_LISTING_
* START *

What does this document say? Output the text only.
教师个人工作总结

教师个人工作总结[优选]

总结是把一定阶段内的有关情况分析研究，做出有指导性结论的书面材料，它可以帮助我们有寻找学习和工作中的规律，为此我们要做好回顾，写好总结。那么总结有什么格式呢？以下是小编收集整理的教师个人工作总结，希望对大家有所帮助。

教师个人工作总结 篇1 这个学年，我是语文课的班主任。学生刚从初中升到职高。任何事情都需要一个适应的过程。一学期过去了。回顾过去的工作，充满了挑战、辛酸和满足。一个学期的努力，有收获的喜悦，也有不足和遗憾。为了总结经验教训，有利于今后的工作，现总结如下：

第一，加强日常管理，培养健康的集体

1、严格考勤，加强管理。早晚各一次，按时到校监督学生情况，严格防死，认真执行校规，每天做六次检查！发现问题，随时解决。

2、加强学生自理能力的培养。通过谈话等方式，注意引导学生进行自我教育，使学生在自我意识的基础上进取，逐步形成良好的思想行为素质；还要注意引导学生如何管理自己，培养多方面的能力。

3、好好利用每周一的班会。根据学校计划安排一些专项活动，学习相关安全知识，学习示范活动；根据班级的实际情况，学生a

* END *
* START *

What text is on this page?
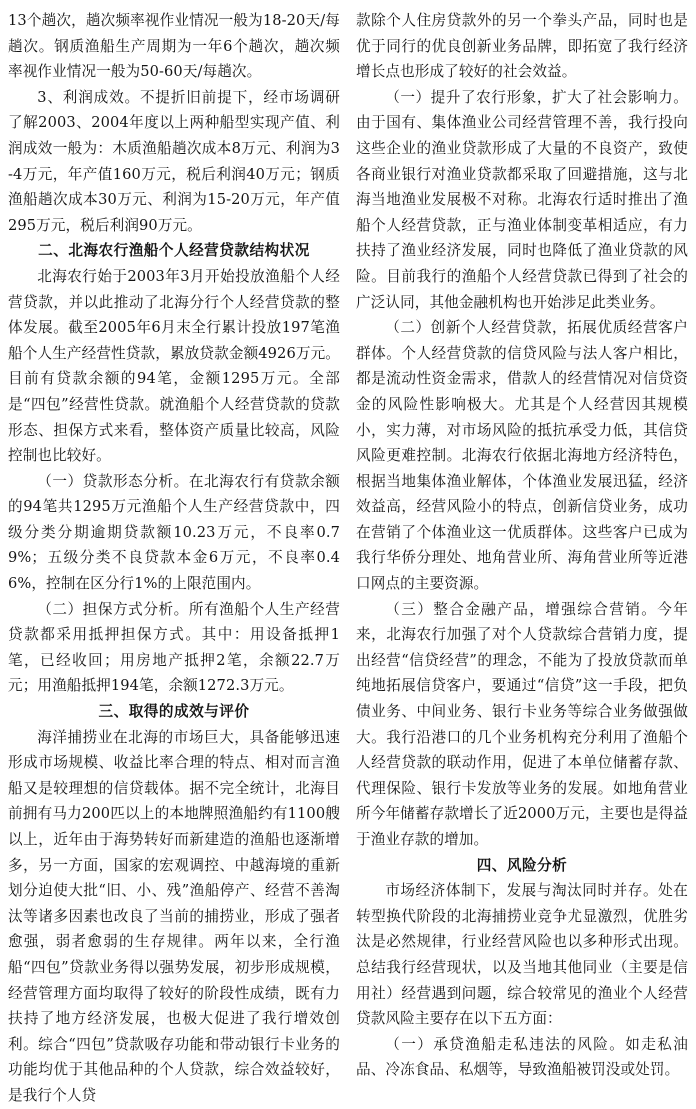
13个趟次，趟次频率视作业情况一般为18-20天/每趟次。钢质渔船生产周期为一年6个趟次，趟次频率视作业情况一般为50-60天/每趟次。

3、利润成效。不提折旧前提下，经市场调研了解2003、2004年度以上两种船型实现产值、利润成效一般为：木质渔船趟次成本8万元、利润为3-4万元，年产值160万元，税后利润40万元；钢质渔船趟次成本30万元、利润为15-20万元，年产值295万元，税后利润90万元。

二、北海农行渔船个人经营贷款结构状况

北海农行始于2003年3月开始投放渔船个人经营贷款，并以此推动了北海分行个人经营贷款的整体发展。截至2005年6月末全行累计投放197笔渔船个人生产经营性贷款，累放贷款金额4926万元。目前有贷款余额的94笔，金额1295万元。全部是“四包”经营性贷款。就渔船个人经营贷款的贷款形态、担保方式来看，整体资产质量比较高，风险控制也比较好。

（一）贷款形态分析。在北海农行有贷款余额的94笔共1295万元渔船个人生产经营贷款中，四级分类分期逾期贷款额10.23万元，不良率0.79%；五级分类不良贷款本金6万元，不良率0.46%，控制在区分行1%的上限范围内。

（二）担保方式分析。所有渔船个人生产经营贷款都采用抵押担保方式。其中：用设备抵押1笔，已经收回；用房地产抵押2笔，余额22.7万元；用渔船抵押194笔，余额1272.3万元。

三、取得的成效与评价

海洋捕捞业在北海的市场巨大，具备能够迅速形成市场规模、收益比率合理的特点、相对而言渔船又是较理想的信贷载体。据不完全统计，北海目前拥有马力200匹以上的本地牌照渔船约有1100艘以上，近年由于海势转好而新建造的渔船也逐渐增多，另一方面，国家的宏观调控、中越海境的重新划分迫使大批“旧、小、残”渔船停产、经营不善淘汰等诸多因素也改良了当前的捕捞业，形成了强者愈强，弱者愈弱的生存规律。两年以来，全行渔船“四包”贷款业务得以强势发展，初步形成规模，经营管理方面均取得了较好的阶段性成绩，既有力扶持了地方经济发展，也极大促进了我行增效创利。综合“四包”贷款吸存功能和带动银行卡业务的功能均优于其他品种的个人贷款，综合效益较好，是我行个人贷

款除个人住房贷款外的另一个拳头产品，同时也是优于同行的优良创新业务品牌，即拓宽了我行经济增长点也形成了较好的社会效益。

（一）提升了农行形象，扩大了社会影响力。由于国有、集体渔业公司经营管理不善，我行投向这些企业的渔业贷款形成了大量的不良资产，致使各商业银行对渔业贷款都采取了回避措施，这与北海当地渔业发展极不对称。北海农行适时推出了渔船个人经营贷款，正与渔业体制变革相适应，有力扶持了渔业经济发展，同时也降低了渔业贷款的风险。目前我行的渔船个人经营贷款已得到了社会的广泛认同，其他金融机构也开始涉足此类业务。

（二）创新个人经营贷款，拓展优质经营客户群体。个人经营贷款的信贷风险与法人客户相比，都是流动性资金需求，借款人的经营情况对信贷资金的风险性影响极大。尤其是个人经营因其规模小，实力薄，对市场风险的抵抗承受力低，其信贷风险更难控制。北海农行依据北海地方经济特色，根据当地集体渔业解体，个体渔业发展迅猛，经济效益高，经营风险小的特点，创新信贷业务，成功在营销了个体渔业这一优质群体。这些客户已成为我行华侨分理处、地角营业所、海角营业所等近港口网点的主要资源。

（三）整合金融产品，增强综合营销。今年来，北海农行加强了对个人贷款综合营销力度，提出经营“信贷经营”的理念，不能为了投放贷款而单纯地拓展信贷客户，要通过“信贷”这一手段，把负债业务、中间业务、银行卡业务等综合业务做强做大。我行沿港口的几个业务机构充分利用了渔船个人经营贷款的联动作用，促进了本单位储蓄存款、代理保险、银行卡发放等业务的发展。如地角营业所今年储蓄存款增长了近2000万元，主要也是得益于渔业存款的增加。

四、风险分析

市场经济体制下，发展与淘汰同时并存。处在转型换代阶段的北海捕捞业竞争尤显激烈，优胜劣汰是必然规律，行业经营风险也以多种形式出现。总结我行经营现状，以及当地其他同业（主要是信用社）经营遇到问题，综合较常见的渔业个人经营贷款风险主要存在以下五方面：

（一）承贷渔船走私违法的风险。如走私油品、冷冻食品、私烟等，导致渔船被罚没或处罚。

* END *

_CHALLENGE_
Across the material above, count every line holding "What" and write down only the number.

_FINISHED EXERCISE_
2